[begin Excerpted passage]
The 'Repurpose Your Career' author on how to treat these people with TLC

By Marc Miller

(The following is adapted from Repurpose Your Career by Marc Miller.)

After years of helping people pivot their careers, I can say this with complete confidence: Your social and professional networks are the most important piece of any career change. But exchanging business cards and a LinkedIn connection is just scratching the networking surface. Many of these superficial connections will have no impact on your job search. The people who make a difference are your Tribe.

Don’t try to do something as challenging as a career pivot without a tribe.

What a Tribe Is for Networking

A tribe is the difference between the quantity and quality of your network. It’s fine to have 500+ LinkedIn connections. But it’s crucial to have a group of people with whom you have an actual relationship, who are interested in helping you reach your goals and depending on you to help them reach theirs. I have a rather large network, but my tribe consists of about 150 people.

Your tribe is the group of people who will get you through your career pivot. Your tribe is also the group you can call on for an introduction or some advice over coffee. And they can call on you, too — whether for themselves or for a friend who wants some intelligence about your areas of expertise. It’s like the barn raising communities where you all help your neighbor build his barn, knowing — without asking — he’ll show up with lunch and a hammer to help you raise yours.
[end Excerpted passage]
[begin Material to process]
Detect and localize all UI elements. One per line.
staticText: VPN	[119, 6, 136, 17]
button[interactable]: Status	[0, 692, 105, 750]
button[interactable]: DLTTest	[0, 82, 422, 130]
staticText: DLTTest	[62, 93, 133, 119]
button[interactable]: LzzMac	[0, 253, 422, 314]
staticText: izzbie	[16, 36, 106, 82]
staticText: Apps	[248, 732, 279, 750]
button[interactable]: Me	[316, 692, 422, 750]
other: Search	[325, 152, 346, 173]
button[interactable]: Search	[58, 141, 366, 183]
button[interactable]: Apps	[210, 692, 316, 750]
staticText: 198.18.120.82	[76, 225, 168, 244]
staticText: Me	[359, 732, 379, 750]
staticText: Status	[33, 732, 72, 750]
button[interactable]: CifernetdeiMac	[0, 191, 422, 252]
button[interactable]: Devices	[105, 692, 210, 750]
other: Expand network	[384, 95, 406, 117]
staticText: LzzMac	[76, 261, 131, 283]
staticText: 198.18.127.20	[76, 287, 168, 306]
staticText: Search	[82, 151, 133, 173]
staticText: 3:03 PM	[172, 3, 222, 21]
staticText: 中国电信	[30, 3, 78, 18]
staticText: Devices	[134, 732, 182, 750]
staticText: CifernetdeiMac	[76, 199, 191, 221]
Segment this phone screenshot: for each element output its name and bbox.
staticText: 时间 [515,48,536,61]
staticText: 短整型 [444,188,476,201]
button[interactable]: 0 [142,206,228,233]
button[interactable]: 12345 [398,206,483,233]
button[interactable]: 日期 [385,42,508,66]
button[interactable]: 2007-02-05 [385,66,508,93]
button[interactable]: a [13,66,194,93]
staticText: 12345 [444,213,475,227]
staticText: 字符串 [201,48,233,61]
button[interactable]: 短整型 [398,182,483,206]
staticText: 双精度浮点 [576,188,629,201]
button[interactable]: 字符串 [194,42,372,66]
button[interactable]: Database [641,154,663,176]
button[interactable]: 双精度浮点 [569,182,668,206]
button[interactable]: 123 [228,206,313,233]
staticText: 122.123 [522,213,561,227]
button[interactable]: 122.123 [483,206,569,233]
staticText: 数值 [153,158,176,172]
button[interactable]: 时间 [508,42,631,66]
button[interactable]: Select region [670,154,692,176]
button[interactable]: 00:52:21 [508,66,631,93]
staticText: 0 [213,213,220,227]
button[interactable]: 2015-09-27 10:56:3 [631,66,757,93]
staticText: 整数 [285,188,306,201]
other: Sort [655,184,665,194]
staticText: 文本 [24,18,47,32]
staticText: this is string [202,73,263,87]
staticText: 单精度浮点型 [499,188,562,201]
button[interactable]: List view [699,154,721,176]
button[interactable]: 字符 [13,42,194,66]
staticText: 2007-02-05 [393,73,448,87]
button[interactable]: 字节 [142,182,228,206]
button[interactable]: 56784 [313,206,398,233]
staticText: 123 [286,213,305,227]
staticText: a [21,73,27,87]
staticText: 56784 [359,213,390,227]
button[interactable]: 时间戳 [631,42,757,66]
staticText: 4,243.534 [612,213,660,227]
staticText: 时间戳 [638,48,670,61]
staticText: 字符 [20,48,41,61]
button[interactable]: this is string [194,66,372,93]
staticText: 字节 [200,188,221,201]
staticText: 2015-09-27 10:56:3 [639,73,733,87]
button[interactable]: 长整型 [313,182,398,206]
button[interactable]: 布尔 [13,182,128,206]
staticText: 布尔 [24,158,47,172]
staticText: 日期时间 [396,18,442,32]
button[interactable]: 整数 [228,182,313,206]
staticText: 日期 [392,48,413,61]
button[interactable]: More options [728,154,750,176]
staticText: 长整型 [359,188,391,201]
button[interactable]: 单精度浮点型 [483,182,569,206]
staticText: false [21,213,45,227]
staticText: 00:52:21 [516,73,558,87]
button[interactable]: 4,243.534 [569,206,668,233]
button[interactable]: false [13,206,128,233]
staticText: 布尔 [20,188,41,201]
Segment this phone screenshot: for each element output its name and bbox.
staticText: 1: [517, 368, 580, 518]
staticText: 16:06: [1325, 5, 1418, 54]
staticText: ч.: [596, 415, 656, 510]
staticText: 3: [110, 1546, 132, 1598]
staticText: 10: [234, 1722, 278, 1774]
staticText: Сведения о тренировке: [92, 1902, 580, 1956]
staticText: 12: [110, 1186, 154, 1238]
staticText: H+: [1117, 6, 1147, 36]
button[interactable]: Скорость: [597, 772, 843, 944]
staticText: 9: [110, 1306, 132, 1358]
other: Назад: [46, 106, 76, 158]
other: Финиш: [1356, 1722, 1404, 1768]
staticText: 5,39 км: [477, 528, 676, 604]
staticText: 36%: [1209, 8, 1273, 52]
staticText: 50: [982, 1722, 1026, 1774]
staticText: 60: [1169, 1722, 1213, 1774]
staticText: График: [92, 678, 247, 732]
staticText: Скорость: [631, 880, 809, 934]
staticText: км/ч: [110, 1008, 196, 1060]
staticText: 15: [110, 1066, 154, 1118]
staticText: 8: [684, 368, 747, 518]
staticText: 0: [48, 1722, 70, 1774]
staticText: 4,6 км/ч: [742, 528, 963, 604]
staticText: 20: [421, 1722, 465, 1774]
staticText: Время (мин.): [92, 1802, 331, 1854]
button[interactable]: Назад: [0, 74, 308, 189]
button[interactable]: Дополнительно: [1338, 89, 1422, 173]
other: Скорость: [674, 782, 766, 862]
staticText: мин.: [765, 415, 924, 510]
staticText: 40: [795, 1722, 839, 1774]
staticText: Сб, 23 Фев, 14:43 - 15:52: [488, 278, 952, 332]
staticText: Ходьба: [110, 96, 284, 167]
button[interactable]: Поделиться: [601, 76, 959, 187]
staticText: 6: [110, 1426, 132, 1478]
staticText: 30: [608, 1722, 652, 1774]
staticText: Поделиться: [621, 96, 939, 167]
[end Material to process]
Written task 1. In the passage on career tribes, about how many people make up the author's tribe?
Written task 2. Reproduce the records from their first line through the line that contains "732, 379, 750]", swapping every "Apps" for "Applications" and changing nothing else.

Task answer 1. About 150 people.

Task answer 2.
Detect and localize all UI elements. One per line.
staticText: VPN	[119, 6, 136, 17]
button[interactable]: Status	[0, 692, 105, 750]
button[interactable]: DLTTest	[0, 82, 422, 130]
staticText: DLTTest	[62, 93, 133, 119]
button[interactable]: LzzMac	[0, 253, 422, 314]
staticText: izzbie	[16, 36, 106, 82]
staticText: Applications	[248, 732, 279, 750]
button[interactable]: Me	[316, 692, 422, 750]
other: Search	[325, 152, 346, 173]
button[interactable]: Search	[58, 141, 366, 183]
button[interactable]: Applications	[210, 692, 316, 750]
staticText: 198.18.120.82	[76, 225, 168, 244]
staticText: Me	[359, 732, 379, 750]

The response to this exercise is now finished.